§ **Task objective**
Please retype the records below exactly, leaving out any pictures.

==== Recorded data ====

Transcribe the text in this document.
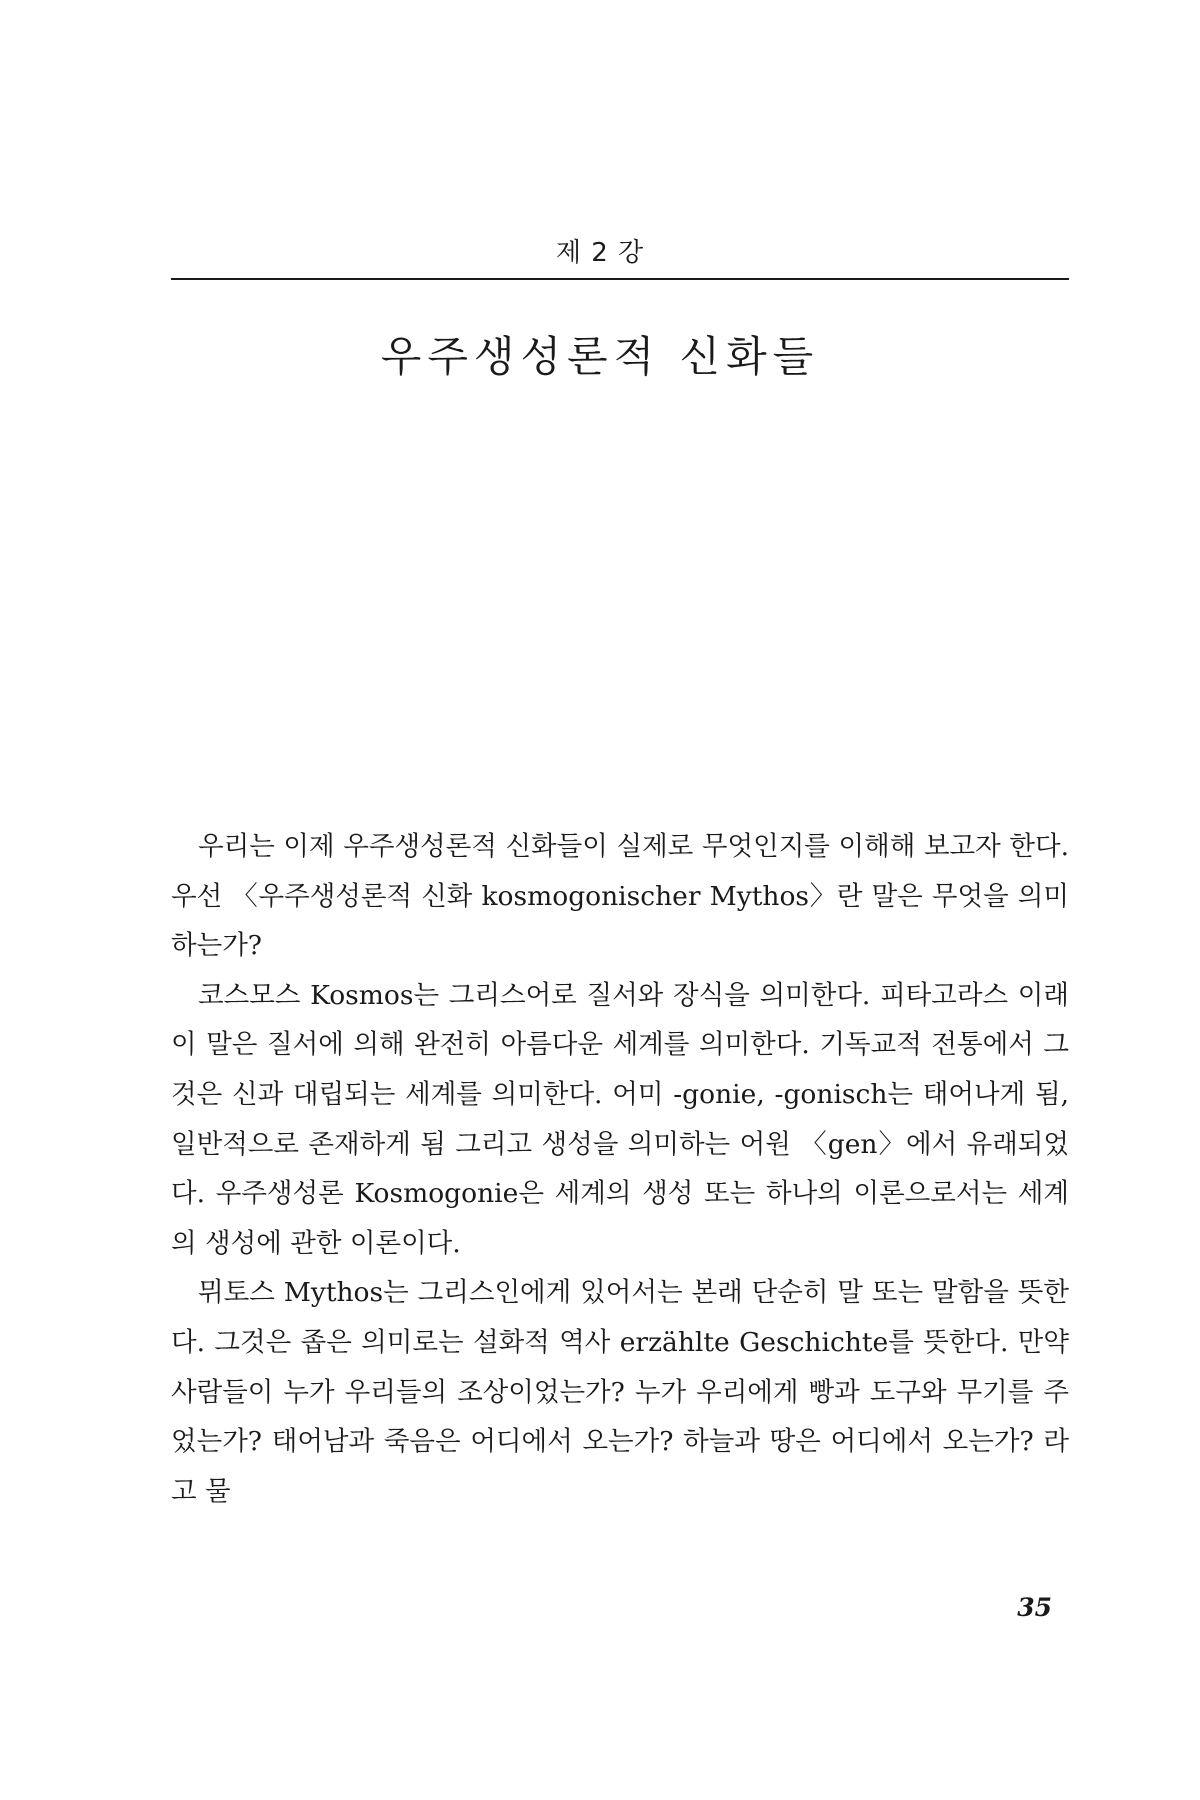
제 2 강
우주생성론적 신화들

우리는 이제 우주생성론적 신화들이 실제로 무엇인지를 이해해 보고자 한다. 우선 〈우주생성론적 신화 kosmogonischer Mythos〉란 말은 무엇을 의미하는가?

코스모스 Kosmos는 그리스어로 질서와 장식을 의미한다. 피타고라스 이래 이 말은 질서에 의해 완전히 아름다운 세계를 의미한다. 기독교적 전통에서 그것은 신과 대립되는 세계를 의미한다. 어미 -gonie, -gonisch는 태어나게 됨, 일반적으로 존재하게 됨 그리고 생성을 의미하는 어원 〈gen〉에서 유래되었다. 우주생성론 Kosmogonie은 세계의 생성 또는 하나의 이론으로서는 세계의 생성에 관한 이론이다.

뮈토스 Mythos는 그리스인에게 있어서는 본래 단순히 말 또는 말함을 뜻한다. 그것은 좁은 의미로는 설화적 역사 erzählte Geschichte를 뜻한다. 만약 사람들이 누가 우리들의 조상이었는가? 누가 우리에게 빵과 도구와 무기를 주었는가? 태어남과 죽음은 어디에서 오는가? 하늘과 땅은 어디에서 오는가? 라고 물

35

====

§ **Response for this exercise**
Transcribe the text in this document.
제 2 강
우주생성론적 신화들

우리는 이제 우주생성론적 신화들이 실제로 무엇인지를 이해해 보고자 한다. 우선 〈우주생성론적 신화 kosmogonischer Mythos〉란 말은 무엇을 의미하는가?

코스모스 Kosmos는 그리스어로 질서와 장식을 의미한다. 피타고라스 이래 이 말은 질서에 의해 완전히 아름다운 세계를 의미한다. 기독교적 전통에서 그것은 신과 대립되는 세계를 의미한다. 어미 -gonie, -gonisch는 태어나게 됨, 일반적으로 존재하게 됨 그리고 생성을 의미하는 어원 〈gen〉에서 유래되었다. 우주생성론 Kosmogonie은 세계의 생성 또는 하나의 이론으로서는 세계의 생성에 관한 이론이다.

뮈토스 Mythos는 그리스인에게 있어서는 본래 단순히 말 또는 말함을 뜻한다. 그것은 좁은 의미로는 설화적 역사 erzählte Geschichte를 뜻한다. 만약 사람들이 누가 우리들의 조상이었는가? 누가 우리에게 빵과 도구와 무기를 주었는가? 태어남과 죽음은 어디에서 오는가? 하늘과 땅은 어디에서 오는가? 라고 물

35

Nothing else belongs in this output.